* What to do *
Records follow. Copy every line with "Cream".
====== Exercise material ======
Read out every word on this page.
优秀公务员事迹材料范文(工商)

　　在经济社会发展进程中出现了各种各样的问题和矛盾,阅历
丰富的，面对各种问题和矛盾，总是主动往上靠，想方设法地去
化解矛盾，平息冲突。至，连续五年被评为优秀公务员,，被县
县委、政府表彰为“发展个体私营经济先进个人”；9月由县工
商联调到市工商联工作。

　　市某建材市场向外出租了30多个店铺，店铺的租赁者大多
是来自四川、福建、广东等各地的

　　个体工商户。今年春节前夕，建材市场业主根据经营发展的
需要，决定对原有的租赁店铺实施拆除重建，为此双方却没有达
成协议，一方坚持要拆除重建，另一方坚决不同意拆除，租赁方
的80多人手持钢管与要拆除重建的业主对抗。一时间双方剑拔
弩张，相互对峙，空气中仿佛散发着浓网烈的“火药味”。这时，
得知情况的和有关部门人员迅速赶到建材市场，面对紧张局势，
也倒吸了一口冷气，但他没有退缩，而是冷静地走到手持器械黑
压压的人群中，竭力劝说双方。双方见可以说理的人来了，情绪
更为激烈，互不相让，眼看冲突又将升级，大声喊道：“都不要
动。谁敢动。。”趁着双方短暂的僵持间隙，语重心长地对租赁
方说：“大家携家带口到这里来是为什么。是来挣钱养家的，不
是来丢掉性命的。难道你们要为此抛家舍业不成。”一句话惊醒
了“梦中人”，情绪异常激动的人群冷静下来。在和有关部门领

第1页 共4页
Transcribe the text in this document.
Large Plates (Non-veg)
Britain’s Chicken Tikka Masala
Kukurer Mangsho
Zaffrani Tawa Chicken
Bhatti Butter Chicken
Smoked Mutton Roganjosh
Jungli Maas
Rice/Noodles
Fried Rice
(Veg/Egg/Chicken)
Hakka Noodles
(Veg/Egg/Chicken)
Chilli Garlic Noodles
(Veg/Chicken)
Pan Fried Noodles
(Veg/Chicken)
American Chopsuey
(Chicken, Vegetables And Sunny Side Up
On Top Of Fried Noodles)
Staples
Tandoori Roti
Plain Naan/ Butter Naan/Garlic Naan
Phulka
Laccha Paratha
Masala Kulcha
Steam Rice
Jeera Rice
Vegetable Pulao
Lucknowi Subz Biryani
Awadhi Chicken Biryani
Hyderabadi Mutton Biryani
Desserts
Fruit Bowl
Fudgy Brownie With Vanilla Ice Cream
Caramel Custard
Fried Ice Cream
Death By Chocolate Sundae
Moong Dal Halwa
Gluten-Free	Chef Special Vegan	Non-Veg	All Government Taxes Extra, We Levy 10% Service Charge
======
====== Exercise material ======
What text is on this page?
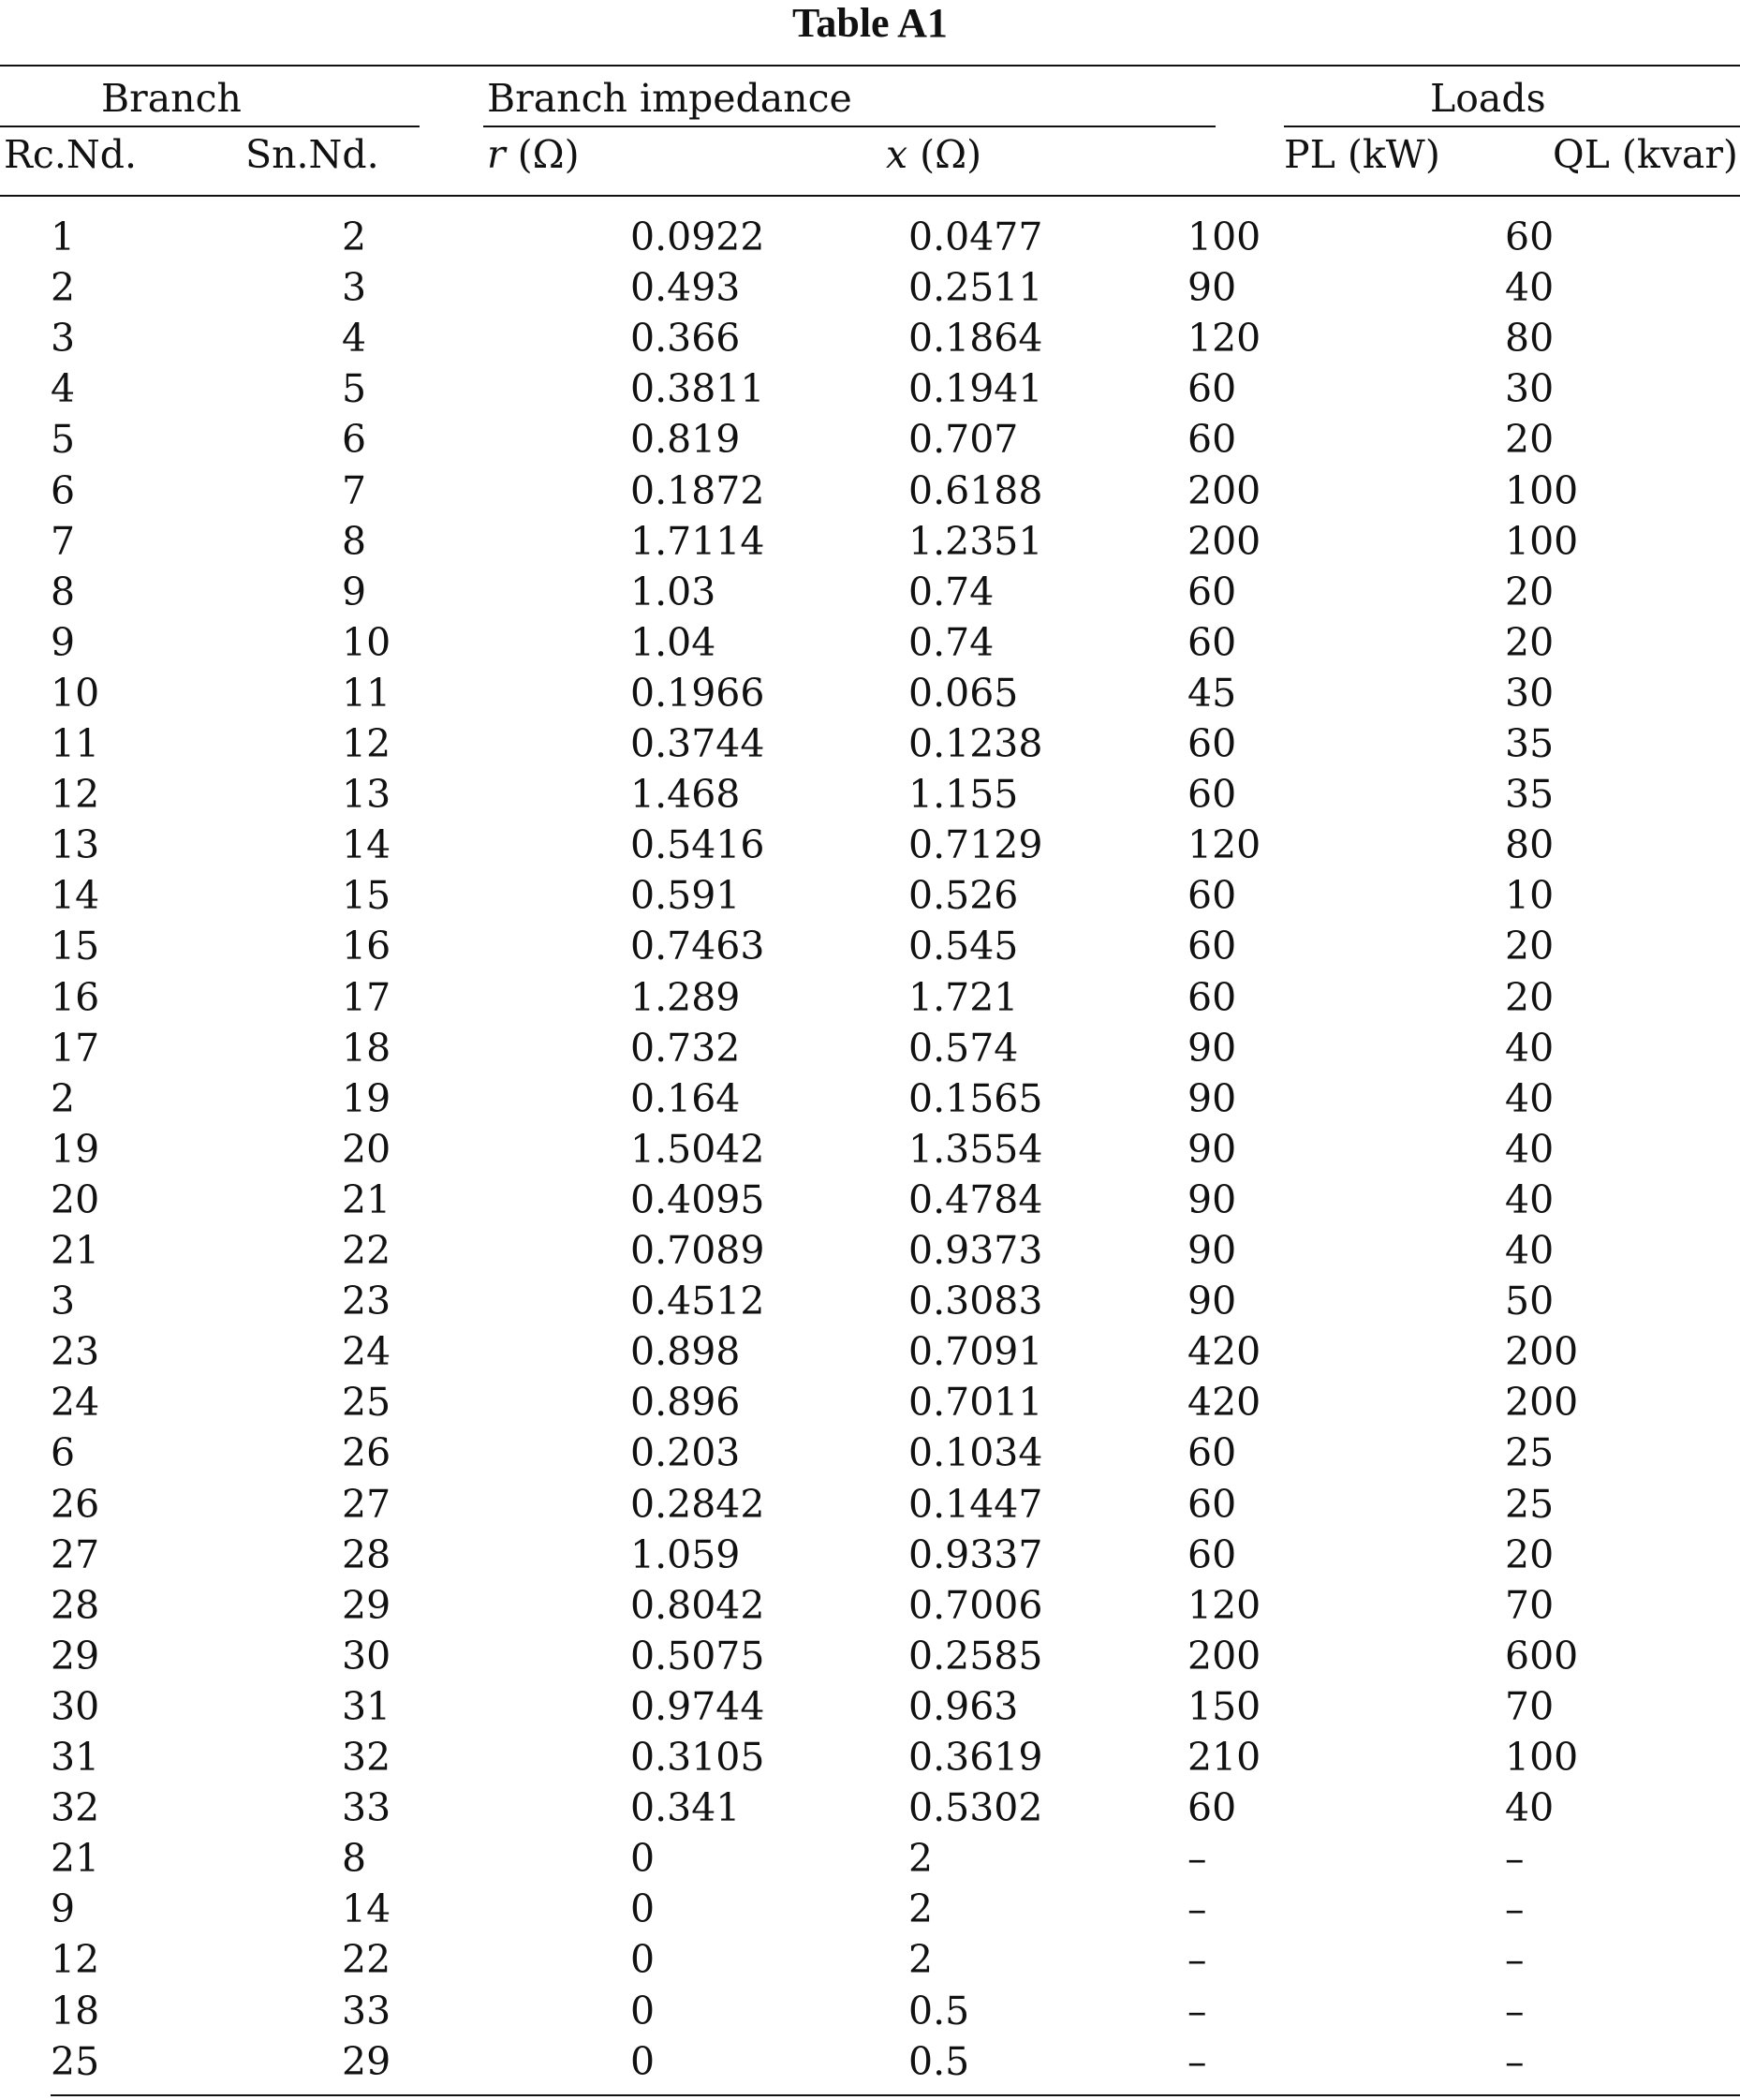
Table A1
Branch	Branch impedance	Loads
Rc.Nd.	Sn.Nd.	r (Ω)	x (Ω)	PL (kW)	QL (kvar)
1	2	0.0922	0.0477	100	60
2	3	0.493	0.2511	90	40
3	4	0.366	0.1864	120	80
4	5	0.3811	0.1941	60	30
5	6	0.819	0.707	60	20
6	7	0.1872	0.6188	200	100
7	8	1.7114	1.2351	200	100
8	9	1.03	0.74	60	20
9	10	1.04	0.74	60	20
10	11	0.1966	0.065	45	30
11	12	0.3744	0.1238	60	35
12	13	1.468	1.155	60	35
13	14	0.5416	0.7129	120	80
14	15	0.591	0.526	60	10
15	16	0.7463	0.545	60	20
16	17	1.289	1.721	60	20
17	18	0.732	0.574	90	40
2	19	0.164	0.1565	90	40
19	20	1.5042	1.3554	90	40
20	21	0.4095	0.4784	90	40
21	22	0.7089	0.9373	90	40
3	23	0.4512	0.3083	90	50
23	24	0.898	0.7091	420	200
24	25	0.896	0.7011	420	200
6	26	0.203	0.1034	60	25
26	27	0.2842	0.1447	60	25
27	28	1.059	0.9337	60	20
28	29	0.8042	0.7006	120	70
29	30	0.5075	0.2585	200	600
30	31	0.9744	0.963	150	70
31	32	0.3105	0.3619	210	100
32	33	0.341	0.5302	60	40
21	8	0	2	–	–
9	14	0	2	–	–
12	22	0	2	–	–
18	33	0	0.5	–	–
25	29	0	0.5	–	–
======
* Task answer *
Fudgy Brownie With Vanilla Ice Cream
Fried Ice Cream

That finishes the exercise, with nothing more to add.